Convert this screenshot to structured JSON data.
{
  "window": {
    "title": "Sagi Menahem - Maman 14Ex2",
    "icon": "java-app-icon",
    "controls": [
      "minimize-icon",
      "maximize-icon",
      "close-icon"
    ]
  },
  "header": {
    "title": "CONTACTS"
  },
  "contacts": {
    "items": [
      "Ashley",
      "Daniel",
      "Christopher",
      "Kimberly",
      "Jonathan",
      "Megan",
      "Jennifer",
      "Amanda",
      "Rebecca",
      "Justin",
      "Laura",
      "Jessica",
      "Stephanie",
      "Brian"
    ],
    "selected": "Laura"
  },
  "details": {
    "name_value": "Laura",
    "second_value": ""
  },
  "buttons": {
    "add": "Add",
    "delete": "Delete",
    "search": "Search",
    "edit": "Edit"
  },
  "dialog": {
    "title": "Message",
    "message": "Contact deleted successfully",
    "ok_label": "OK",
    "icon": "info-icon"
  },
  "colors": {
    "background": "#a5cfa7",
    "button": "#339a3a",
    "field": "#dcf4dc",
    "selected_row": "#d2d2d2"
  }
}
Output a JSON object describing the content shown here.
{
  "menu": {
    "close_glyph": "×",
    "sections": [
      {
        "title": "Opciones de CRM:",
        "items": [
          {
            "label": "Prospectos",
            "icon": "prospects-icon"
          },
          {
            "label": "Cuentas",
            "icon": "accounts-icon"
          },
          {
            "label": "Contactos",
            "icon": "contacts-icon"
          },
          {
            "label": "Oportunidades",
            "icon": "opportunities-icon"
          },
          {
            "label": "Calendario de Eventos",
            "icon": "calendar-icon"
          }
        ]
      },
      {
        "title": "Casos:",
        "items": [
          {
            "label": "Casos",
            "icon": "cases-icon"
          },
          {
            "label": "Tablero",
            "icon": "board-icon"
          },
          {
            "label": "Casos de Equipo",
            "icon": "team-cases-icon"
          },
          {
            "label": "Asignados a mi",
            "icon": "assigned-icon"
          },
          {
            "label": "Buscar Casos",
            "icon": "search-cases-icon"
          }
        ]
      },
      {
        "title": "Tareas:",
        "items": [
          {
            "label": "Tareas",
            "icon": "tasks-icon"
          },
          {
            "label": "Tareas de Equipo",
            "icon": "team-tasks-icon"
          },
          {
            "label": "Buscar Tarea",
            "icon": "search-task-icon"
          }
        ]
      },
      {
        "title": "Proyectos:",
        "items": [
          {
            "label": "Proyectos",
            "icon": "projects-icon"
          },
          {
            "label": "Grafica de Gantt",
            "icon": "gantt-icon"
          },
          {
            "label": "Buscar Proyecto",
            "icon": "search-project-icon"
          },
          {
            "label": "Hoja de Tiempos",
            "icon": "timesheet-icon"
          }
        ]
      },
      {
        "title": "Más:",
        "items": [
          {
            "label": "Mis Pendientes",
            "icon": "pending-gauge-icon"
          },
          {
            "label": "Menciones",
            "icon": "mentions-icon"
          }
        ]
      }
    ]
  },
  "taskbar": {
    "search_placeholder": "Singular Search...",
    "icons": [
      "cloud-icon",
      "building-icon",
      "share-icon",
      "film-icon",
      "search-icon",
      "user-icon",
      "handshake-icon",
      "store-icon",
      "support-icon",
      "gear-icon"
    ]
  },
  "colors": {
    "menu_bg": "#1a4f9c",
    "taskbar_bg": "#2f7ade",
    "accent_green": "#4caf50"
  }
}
━━━━
§ **JOB**
Return the whole listing exactly.

§ **TASK RESULT**
Convert this screenshot to structured JSON data.
{
  "window": {
    "title": "Sagi Menahem - Maman 14Ex2",
    "icon": "java-app-icon",
    "controls": [
      "minimize-icon",
      "maximize-icon",
      "close-icon"
    ]
  },
  "header": {
    "title": "CONTACTS"
  },
  "contacts": {
    "items": [
      "Ashley",
      "Daniel",
      "Christopher",
      "Kimberly",
      "Jonathan",
      "Megan",
      "Jennifer",
      "Amanda",
      "Rebecca",
      "Justin",
      "Laura",
      "Jessica",
      "Stephanie",
      "Brian"
    ],
    "selected": "Laura"
  },
  "details": {
    "name_value": "Laura",
    "second_value": ""
  },
  "buttons": {
    "add": "Add",
    "delete": "Delete",
    "search": "Search",
    "edit": "Edit"
  },
  "dialog": {
    "title": "Message",
    "message": "Contact deleted successfully",
    "ok_label": "OK",
    "icon": "info-icon"
  },
  "colors": {
    "background": "#a5cfa7",
    "button": "#339a3a",
    "field": "#dcf4dc",
    "selected_row": "#d2d2d2"
  }
}
Output a JSON object describing the content shown here.
{
  "menu": {
    "close_glyph": "×",
    "sections": [
      {
        "title": "Opciones de CRM:",
        "items": [
          {
            "label": "Prospectos",
            "icon": "prospects-icon"
          },
          {
            "label": "Cuentas",
            "icon": "accounts-icon"
          },
          {
            "label": "Contactos",
            "icon": "contacts-icon"
          },
          {
            "label": "Oportunidades",
            "icon": "opportunities-icon"
          },
          {
            "label": "Calendario de Eventos",
            "icon": "calendar-icon"
          }
        ]
      },
      {
        "title": "Casos:",
        "items": [
          {
            "label": "Casos",
            "icon": "cases-icon"
          },
          {
            "label": "Tablero",
            "icon": "board-icon"
          },
          {
            "label": "Casos de Equipo",
            "icon": "team-cases-icon"
          },
          {
            "label": "Asignados a mi",
            "icon": "assigned-icon"
          },
          {
            "label": "Buscar Casos",
            "icon": "search-cases-icon"
          }
        ]
      },
      {
        "title": "Tareas:",
        "items": [
          {
            "label": "Tareas",
            "icon": "tasks-icon"
          },
          {
            "label": "Tareas de Equipo",
            "icon": "team-tasks-icon"
          },
          {
            "label": "Buscar Tarea",
            "icon": "search-task-icon"
          }
        ]
      },
      {
        "title": "Proyectos:",
        "items": [
          {
            "label": "Proyectos",
            "icon": "projects-icon"
          },
          {
            "label": "Grafica de Gantt",
            "icon": "gantt-icon"
          },
          {
            "label": "Buscar Proyecto",
            "icon": "search-project-icon"
          },
          {
            "label": "Hoja de Tiempos",
            "icon": "timesheet-icon"
          }
        ]
      },
      {
        "title": "Más:",
        "items": [
          {
            "label": "Mis Pendientes",
            "icon": "pending-gauge-icon"
          },
          {
            "label": "Menciones",
            "icon": "mentions-icon"
          }
        ]
      }
    ]
  },
  "taskbar": {
    "search_placeholder": "Singular Search...",
    "icons": [
      "cloud-icon",
      "building-icon",
      "share-icon",
      "film-icon",
      "search-icon",
      "user-icon",
      "handshake-icon",
      "store-icon",
      "support-icon",
      "gear-icon"
    ]
  },
  "colors": {
    "menu_bg": "#1a4f9c",
    "taskbar_bg": "#2f7ade",
    "accent_green": "#4caf50"
  }
}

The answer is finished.